Sunday 27 January 2013


The return of mild weather has started the Song Thrushes singing again.


But the Mistle Thrushes and Great Tits, having once started, never stopped at the depth of the cold spell.

Shovellers have also returned to the Long Water after they were forced on to the Serpentine by the ice. But most of them remain in the exact centre of the Serpentine, near the boat hire jetty, where they form an endlessly gyrating circle.


The Bearded Tits were in their usual place near the Diana fountain. The warm sunny day gave a perfect light for photographing them, but the brisk gusty wind made it extremely difficult even to get them into the frame as the reeds thrashed around. I was lucky to get one shot unobstructed by reed stems.


On of the pair of Moorhens on the willow tree near the bridge was eating moss and lichen off the tree trunk.

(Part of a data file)

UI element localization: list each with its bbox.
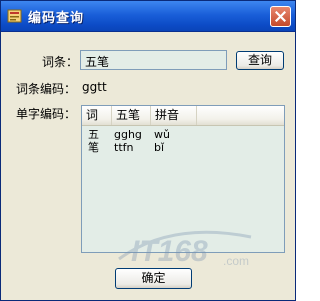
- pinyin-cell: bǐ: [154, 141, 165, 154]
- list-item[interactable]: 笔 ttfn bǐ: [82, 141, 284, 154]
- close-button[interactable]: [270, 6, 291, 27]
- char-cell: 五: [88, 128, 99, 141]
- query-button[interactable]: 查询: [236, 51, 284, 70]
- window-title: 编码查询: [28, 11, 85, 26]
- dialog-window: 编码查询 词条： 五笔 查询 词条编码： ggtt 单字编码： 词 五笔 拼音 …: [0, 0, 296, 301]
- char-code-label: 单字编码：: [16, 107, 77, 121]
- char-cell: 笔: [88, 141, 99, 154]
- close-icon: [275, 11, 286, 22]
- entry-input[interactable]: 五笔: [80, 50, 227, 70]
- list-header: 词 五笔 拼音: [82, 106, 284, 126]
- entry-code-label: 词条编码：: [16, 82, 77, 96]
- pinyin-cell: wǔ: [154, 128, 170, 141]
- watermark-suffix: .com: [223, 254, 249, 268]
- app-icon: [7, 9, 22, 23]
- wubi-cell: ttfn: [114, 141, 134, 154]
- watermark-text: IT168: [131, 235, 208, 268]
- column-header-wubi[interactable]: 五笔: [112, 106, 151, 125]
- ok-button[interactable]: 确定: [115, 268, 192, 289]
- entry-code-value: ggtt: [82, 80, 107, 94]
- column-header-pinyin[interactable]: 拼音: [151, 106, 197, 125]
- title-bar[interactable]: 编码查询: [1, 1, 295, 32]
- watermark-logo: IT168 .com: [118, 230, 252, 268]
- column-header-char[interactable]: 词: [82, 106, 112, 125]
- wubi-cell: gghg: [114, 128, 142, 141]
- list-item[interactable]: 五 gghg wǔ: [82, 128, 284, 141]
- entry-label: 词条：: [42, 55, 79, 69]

==

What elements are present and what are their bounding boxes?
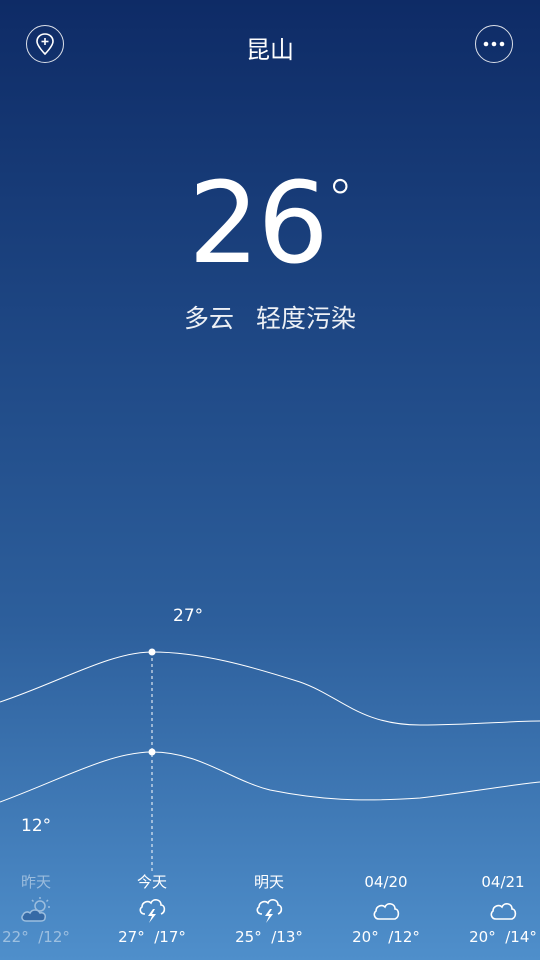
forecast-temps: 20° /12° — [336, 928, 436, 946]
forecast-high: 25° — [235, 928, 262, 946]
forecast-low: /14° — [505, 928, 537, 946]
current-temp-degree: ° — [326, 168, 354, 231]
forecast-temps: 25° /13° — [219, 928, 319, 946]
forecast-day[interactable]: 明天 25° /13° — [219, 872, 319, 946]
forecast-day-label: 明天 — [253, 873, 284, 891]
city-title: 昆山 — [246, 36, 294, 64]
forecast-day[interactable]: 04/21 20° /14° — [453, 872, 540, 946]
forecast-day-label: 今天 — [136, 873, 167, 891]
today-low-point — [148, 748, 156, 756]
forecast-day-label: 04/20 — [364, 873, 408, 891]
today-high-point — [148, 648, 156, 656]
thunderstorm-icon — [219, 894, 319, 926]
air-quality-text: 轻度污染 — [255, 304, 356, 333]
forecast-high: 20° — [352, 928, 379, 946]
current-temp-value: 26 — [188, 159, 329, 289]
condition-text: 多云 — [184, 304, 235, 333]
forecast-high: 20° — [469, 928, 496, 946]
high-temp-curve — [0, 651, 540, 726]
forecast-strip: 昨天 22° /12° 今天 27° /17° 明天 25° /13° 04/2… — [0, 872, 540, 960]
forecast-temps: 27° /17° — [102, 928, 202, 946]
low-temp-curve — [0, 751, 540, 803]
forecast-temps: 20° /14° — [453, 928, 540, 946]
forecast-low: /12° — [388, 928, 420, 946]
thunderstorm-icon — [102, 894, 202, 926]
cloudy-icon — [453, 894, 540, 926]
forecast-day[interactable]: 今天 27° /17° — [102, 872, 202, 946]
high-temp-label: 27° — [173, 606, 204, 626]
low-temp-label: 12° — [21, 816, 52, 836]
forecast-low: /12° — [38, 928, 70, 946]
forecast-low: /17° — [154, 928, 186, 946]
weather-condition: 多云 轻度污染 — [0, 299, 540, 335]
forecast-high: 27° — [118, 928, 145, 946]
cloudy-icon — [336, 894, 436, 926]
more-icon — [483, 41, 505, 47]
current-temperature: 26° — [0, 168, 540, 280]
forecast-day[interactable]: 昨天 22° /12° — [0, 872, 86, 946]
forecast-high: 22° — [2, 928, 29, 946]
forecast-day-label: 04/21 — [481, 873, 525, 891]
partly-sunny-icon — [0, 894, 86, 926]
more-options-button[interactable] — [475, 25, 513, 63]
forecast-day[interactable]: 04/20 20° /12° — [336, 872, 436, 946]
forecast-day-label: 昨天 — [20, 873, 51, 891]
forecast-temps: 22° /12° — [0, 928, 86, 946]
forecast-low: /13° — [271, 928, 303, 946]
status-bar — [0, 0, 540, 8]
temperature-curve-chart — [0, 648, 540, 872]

» Problem set
a – Translate this sentence from the bird notes into French: "The return of mild weather has started the Song Thrushes singing again."
b – Carry on the bird notes from the point where they end.

» Results in order
a – Le retour d'un temps doux a fait recommencer à chanter les grives musiciennes.

b –
It is remarkable what Moorhens will eat: pretty much anything of animal or vegetable origin, included the most unattractive fare such as gull droppings. The secret of the success of these modest birds is their adaptability. Their diet is anything they can find, and their living quarters more or less anywhere. I have seen a pair of Moorhens nesting in the ornamental structure at the corner of the Edgware Road and Sussex Gardens, which resembles a fountain but actually has no water, just a bed of sharp chippings of blue glass. Apparently they were going to a lily pond in a nearby block of flats to get something to drink, because I saw them there once. And they would have been eating the discarded snacks of the Edgware Road pedestrians; better than moss anyway.

No sign of the male Tawny Owl, despite the sunshine that might have brought him out of the hollow tree housing the pair's nest. I am sure that he will be out fairly soon, sitting in the notch in the broken top of the tree which guards the entrance to their nest.

Update: in a comment on my post of Friday 25th, which mentioned a Lesser Black-Backed Gull playing with a ball, Joseph writes:
I saw this gull seriously worrying the ball on Wednesday 23 January at the side of the Serpentine near the triangle car park. It was pecking purposefully at it as though it expected to find something inside. Could its activity two days down the line be the triumph of hope over experience?

This is seriously strange. I can't imagine why the gull would keep a ball for two days, as if it were a private toy, or return to it where it had left it. By the 25th, the gull had made a large rip in the ball, so it would have been clear that there was nothing inside. Has anyone else seen similar behaviour?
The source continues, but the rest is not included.